Each entry below is to be written out exactly, and the pictures are to be left out.

[Start Source material]

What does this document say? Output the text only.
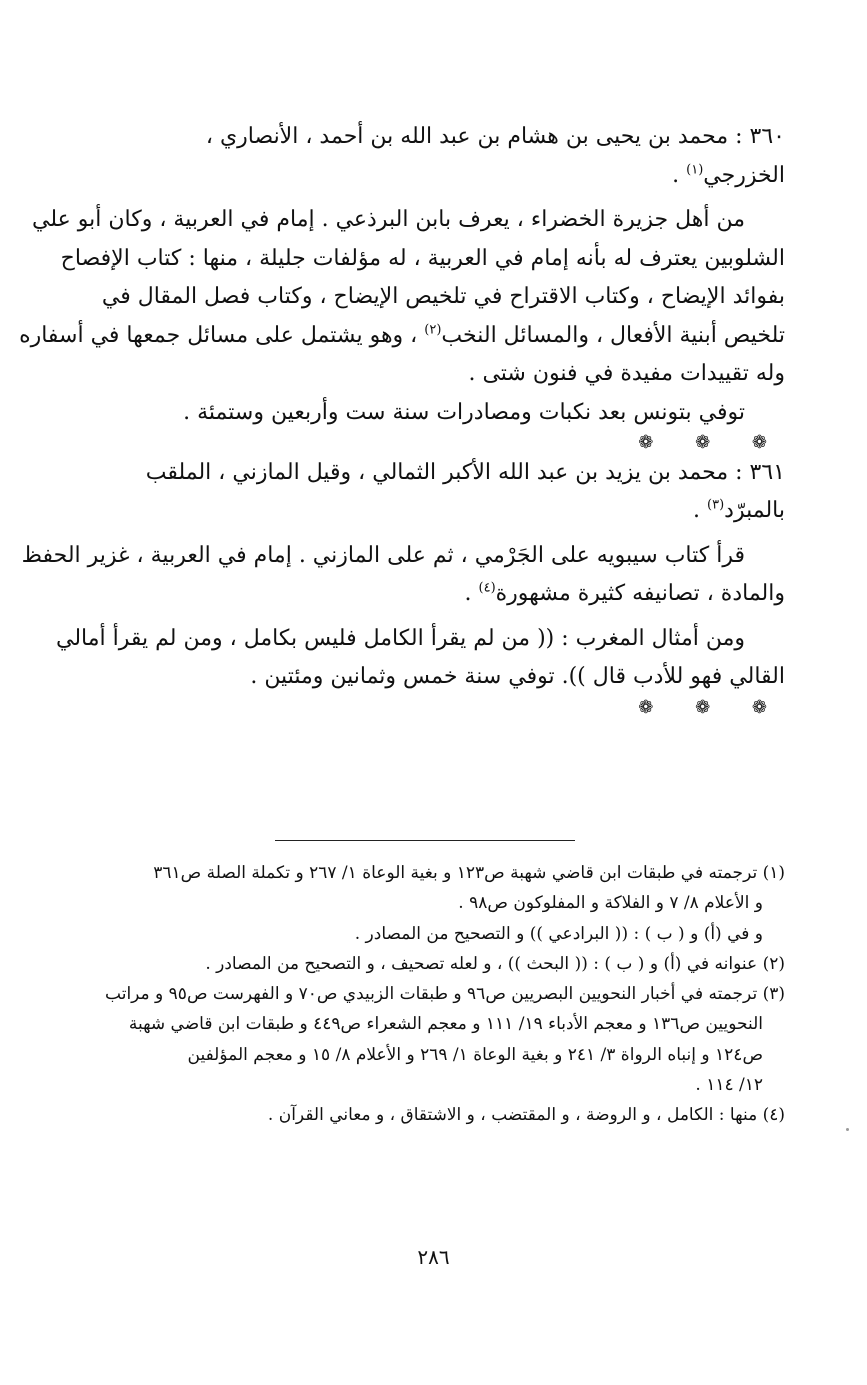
٣٦٠ : محمد بن يحيى بن هشام بن عبد الله بن أحمد ، الأنصاري ،
الخزرجي$^{(١)}$ .
من أهل جزيرة الخضراء ، يعرف بابن البرذعي . إمام في العربية ، وكان أبو علي
الشلوبين يعترف له بأنه إمام في العربية ، له مؤلفات جليلة ، منها : كتاب الإفصاح
بفوائد الإيضاح ، وكتاب الاقتراح في تلخيص الإيضاح ، وكتاب فصل المقال في
تلخيص أبنية الأفعال ، والمسائل النخب$^{(٢)}$ ، وهو يشتمل على مسائل جمعها في أسفاره
وله تقييدات مفيدة في فنون شتى .
توفي بتونس بعد نكبات ومصادرات سنة ست وأربعين وستمئة .
❁ ❁ ❁
٣٦١ : محمد بن يزيد بن عبد الله الأكبر الثمالي ، وقيل المازني ، الملقب
بالمبرّد$^{(٣)}$ .
قرأ كتاب سيبويه على الجَرْمي ، ثم على المازني . إمام في العربية ، غزير الحفظ
والمادة ، تصانيفه كثيرة مشهورة$^{(٤)}$ .
ومن أمثال المغرب : (( من لم يقرأ الكامل فليس بكامل ، ومن لم يقرأ أمالي
القالي فهو للأدب قال )). توفي سنة خمس وثمانين ومئتين .
❁ ❁ ❁
(١) ترجمته في طبقات ابن قاضي شهبة ص١٢٣ و بغية الوعاة ١/ ٢٦٧ و تكملة الصلة ص٣٦١
و الأعلام ٨/ ٧ و الفلاكة و المفلوكون ص٩٨ .
و في (أ) و ( ب ) : (( البرادعي )) و التصحيح من المصادر .
(٢) عنوانه في (أ) و ( ب ) : (( البحث )) ، و لعله تصحيف ، و التصحيح من المصادر .
(٣) ترجمته في أخبار النحويين البصريين ص٩٦ و طبقات الزبيدي ص٧٠ و الفهرست ص٩٥ و مراتب
النحويين ص١٣٦ و معجم الأدباء ١٩/ ١١١ و معجم الشعراء ص٤٤٩ و طبقات ابن قاضي شهبة
ص١٢٤ و إنباه الرواة ٣/ ٢٤١ و بغية الوعاة ١/ ٢٦٩ و الأعلام ٨/ ١٥ و معجم المؤلفين
١٢/ ١١٤ .
(٤) منها : الكامل ، و الروضة ، و المقتضب ، و الاشتقاق ، و معاني القرآن .
٢٨٦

[End Source material]

- Result
What does this document say? Output the text only.
٣٦٠ : محمد بن يحيى بن هشام بن عبد الله بن أحمد ، الأنصاري ،
الخزرجي$^{(١)}$ .
من أهل جزيرة الخضراء ، يعرف بابن البرذعي . إمام في العربية ، وكان أبو علي
الشلوبين يعترف له بأنه إمام في العربية ، له مؤلفات جليلة ، منها : كتاب الإفصاح
بفوائد الإيضاح ، وكتاب الاقتراح في تلخيص الإيضاح ، وكتاب فصل المقال في
تلخيص أبنية الأفعال ، والمسائل النخب$^{(٢)}$ ، وهو يشتمل على مسائل جمعها في أسفاره
وله تقييدات مفيدة في فنون شتى .
توفي بتونس بعد نكبات ومصادرات سنة ست وأربعين وستمئة .
❁ ❁ ❁
٣٦١ : محمد بن يزيد بن عبد الله الأكبر الثمالي ، وقيل المازني ، الملقب
بالمبرّد$^{(٣)}$ .
قرأ كتاب سيبويه على الجَرْمي ، ثم على المازني . إمام في العربية ، غزير الحفظ
والمادة ، تصانيفه كثيرة مشهورة$^{(٤)}$ .
ومن أمثال المغرب : (( من لم يقرأ الكامل فليس بكامل ، ومن لم يقرأ أمالي
القالي فهو للأدب قال )). توفي سنة خمس وثمانين ومئتين .
❁ ❁ ❁
(١) ترجمته في طبقات ابن قاضي شهبة ص١٢٣ و بغية الوعاة ١/ ٢٦٧ و تكملة الصلة ص٣٦١
و الأعلام ٨/ ٧ و الفلاكة و المفلوكون ص٩٨ .
و في (أ) و ( ب ) : (( البرادعي )) و التصحيح من المصادر .
(٢) عنوانه في (أ) و ( ب ) : (( البحث )) ، و لعله تصحيف ، و التصحيح من المصادر .
(٣) ترجمته في أخبار النحويين البصريين ص٩٦ و طبقات الزبيدي ص٧٠ و الفهرست ص٩٥ و مراتب
النحويين ص١٣٦ و معجم الأدباء ١٩/ ١١١ و معجم الشعراء ص٤٤٩ و طبقات ابن قاضي شهبة
ص١٢٤ و إنباه الرواة ٣/ ٢٤١ و بغية الوعاة ١/ ٢٦٩ و الأعلام ٨/ ١٥ و معجم المؤلفين
١٢/ ١١٤ .
(٤) منها : الكامل ، و الروضة ، و المقتضب ، و الاشتقاق ، و معاني القرآن .
٢٨٦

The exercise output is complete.